* **WHAT TO PRODUCE**
Your task is to transcribe the data in full.

-- BEGIN --

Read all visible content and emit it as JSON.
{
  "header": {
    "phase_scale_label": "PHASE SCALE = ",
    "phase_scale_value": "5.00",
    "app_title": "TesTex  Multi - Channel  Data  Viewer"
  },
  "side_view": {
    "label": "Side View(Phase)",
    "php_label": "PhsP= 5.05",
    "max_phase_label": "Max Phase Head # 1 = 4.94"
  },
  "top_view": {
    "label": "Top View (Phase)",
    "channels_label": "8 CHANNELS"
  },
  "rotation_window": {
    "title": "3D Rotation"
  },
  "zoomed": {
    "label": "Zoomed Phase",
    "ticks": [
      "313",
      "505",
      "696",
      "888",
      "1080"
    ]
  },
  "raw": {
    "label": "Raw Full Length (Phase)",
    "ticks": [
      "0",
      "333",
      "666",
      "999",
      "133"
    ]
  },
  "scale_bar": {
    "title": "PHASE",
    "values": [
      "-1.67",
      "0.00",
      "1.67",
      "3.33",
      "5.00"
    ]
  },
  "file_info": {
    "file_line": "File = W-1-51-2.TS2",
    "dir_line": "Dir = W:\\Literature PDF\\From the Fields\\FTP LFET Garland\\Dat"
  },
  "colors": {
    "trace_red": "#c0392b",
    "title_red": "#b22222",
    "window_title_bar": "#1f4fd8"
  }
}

-- END --

* **RESPONSE BELOW**
Read all visible content and emit it as JSON.
{
  "header": {
    "phase_scale_label": "PHASE SCALE = ",
    "phase_scale_value": "5.00",
    "app_title": "TesTex  Multi - Channel  Data  Viewer"
  },
  "side_view": {
    "label": "Side View(Phase)",
    "php_label": "PhsP= 5.05",
    "max_phase_label": "Max Phase Head # 1 = 4.94"
  },
  "top_view": {
    "label": "Top View (Phase)",
    "channels_label": "8 CHANNELS"
  },
  "rotation_window": {
    "title": "3D Rotation"
  },
  "zoomed": {
    "label": "Zoomed Phase",
    "ticks": [
      "313",
      "505",
      "696",
      "888",
      "1080"
    ]
  },
  "raw": {
    "label": "Raw Full Length (Phase)",
    "ticks": [
      "0",
      "333",
      "666",
      "999",
      "133"
    ]
  },
  "scale_bar": {
    "title": "PHASE",
    "values": [
      "-1.67",
      "0.00",
      "1.67",
      "3.33",
      "5.00"
    ]
  },
  "file_info": {
    "file_line": "File = W-1-51-2.TS2",
    "dir_line": "Dir = W:\\Literature PDF\\From the Fields\\FTP LFET Garland\\Dat"
  },
  "colors": {
    "trace_red": "#c0392b",
    "title_red": "#b22222",
    "window_title_bar": "#1f4fd8"
  }
}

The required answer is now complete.